### What you should do
Write out the full set of records exactly. Any pictures in them do not belong in the copy.

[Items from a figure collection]
___

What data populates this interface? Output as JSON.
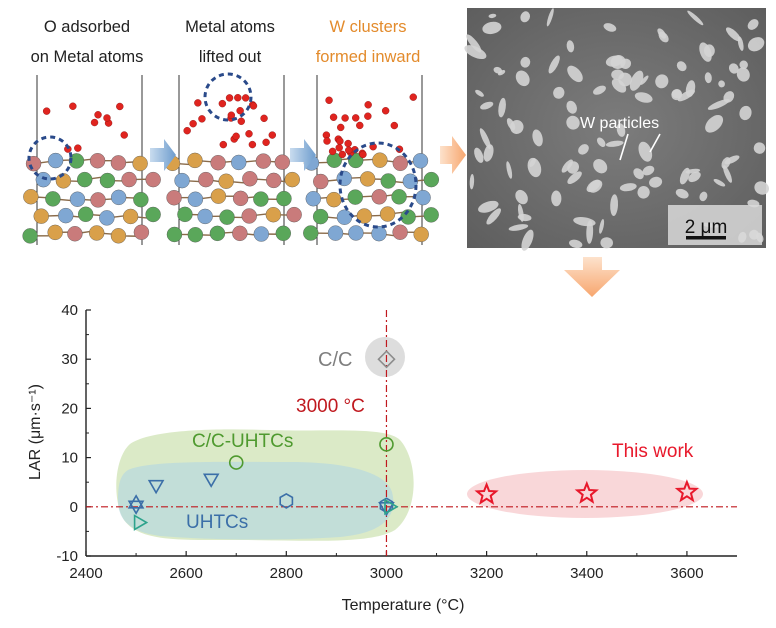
{
  "top_panels": {
    "labels": [
      {
        "line1": "O adsorbed",
        "line2": "on Metal atoms",
        "color": "#222222"
      },
      {
        "line1": "Metal atoms",
        "line2": "lifted out",
        "color": "#222222"
      },
      {
        "line1": "W clusters",
        "line2": "formed inward",
        "color": "#e38b2c"
      }
    ],
    "micrograph": {
      "annotation": "W particles",
      "scale_bar_label": "2 μm"
    }
  },
  "chart_data": {
    "type": "scatter",
    "xlabel": "Temperature (°C)",
    "ylabel": "LAR (μm·s⁻¹)",
    "xlim": [
      2400,
      3700
    ],
    "ylim": [
      -10,
      40
    ],
    "x_ticks": [
      2400,
      2600,
      2800,
      3000,
      3200,
      3400,
      3600
    ],
    "y_ticks": [
      -10,
      0,
      10,
      20,
      30,
      40
    ],
    "reference_lines": {
      "vertical": {
        "x": 3000,
        "label": "3000 °C",
        "color": "#c0191f"
      },
      "horizontal": {
        "y": 0,
        "color": "#c0191f"
      }
    },
    "series": [
      {
        "name": "C/C",
        "marker": "diamond",
        "color": "#8c8c8c",
        "points": [
          {
            "x": 3000,
            "y": 30
          }
        ]
      },
      {
        "name": "C/C-UHTCs",
        "marker": "circle",
        "color": "#4f9a2f",
        "points": [
          {
            "x": 2700,
            "y": 9
          },
          {
            "x": 3000,
            "y": 12.7
          }
        ]
      },
      {
        "name": "UHTCs",
        "marker": "triangle-down",
        "color": "#3b6fa8",
        "points": [
          {
            "x": 2540,
            "y": 4.5
          },
          {
            "x": 2650,
            "y": 5.8
          },
          {
            "x": 2500,
            "y": 0.3
          },
          {
            "x": 3000,
            "y": 0
          }
        ]
      },
      {
        "name": "UHTCs",
        "marker": "triangle-up",
        "color": "#3b6fa8",
        "points": [
          {
            "x": 2500,
            "y": 0.6
          }
        ]
      },
      {
        "name": "UHTCs",
        "marker": "hexagon",
        "color": "#3b6fa8",
        "points": [
          {
            "x": 2800,
            "y": 1.2
          },
          {
            "x": 3000,
            "y": 0.3
          }
        ]
      },
      {
        "name": "UHTCs",
        "marker": "triangle-right",
        "color": "#2da38c",
        "points": [
          {
            "x": 2505,
            "y": -3.2
          },
          {
            "x": 3005,
            "y": 0
          }
        ]
      },
      {
        "name": "This work",
        "marker": "star",
        "color": "#e8192c",
        "points": [
          {
            "x": 3200,
            "y": 2.5
          },
          {
            "x": 3400,
            "y": 2.7
          },
          {
            "x": 3600,
            "y": 3.0
          }
        ]
      }
    ],
    "annotations": [
      {
        "text": "C/C",
        "color": "#7f7f7f"
      },
      {
        "text": "C/C-UHTCs",
        "color": "#4f9a2f"
      },
      {
        "text": "UHTCs",
        "color": "#3b6fa8"
      },
      {
        "text": "This work",
        "color": "#e8192c"
      },
      {
        "text": "3000 °C",
        "color": "#c0191f"
      }
    ],
    "grid": false,
    "legend": "none"
  }
}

___

### Response to this exercise
What data populates this interface? Output as JSON.
{
  "top_panels": {
    "labels": [
      {
        "line1": "O adsorbed",
        "line2": "on Metal atoms",
        "color": "#222222"
      },
      {
        "line1": "Metal atoms",
        "line2": "lifted out",
        "color": "#222222"
      },
      {
        "line1": "W clusters",
        "line2": "formed inward",
        "color": "#e38b2c"
      }
    ],
    "micrograph": {
      "annotation": "W particles",
      "scale_bar_label": "2 μm"
    }
  },
  "chart_data": {
    "type": "scatter",
    "xlabel": "Temperature (°C)",
    "ylabel": "LAR (μm·s⁻¹)",
    "xlim": [
      2400,
      3700
    ],
    "ylim": [
      -10,
      40
    ],
    "x_ticks": [
      2400,
      2600,
      2800,
      3000,
      3200,
      3400,
      3600
    ],
    "y_ticks": [
      -10,
      0,
      10,
      20,
      30,
      40
    ],
    "reference_lines": {
      "vertical": {
        "x": 3000,
        "label": "3000 °C",
        "color": "#c0191f"
      },
      "horizontal": {
        "y": 0,
        "color": "#c0191f"
      }
    },
    "series": [
      {
        "name": "C/C",
        "marker": "diamond",
        "color": "#8c8c8c",
        "points": [
          {
            "x": 3000,
            "y": 30
          }
        ]
      },
      {
        "name": "C/C-UHTCs",
        "marker": "circle",
        "color": "#4f9a2f",
        "points": [
          {
            "x": 2700,
            "y": 9
          },
          {
            "x": 3000,
            "y": 12.7
          }
        ]
      },
      {
        "name": "UHTCs",
        "marker": "triangle-down",
        "color": "#3b6fa8",
        "points": [
          {
            "x": 2540,
            "y": 4.5
          },
          {
            "x": 2650,
            "y": 5.8
          },
          {
            "x": 2500,
            "y": 0.3
          },
          {
            "x": 3000,
            "y": 0
          }
        ]
      },
      {
        "name": "UHTCs",
        "marker": "triangle-up",
        "color": "#3b6fa8",
        "points": [
          {
            "x": 2500,
            "y": 0.6
          }
        ]
      },
      {
        "name": "UHTCs",
        "marker": "hexagon",
        "color": "#3b6fa8",
        "points": [
          {
            "x": 2800,
            "y": 1.2
          },
          {
            "x": 3000,
            "y": 0.3
          }
        ]
      },
      {
        "name": "UHTCs",
        "marker": "triangle-right",
        "color": "#2da38c",
        "points": [
          {
            "x": 2505,
            "y": -3.2
          },
          {
            "x": 3005,
            "y": 0
          }
        ]
      },
      {
        "name": "This work",
        "marker": "star",
        "color": "#e8192c",
        "points": [
          {
            "x": 3200,
            "y": 2.5
          },
          {
            "x": 3400,
            "y": 2.7
          },
          {
            "x": 3600,
            "y": 3.0
          }
        ]
      }
    ],
    "annotations": [
      {
        "text": "C/C",
        "color": "#7f7f7f"
      },
      {
        "text": "C/C-UHTCs",
        "color": "#4f9a2f"
      },
      {
        "text": "UHTCs",
        "color": "#3b6fa8"
      },
      {
        "text": "This work",
        "color": "#e8192c"
      },
      {
        "text": "3000 °C",
        "color": "#c0191f"
      }
    ],
    "grid": false,
    "legend": "none"
  }
}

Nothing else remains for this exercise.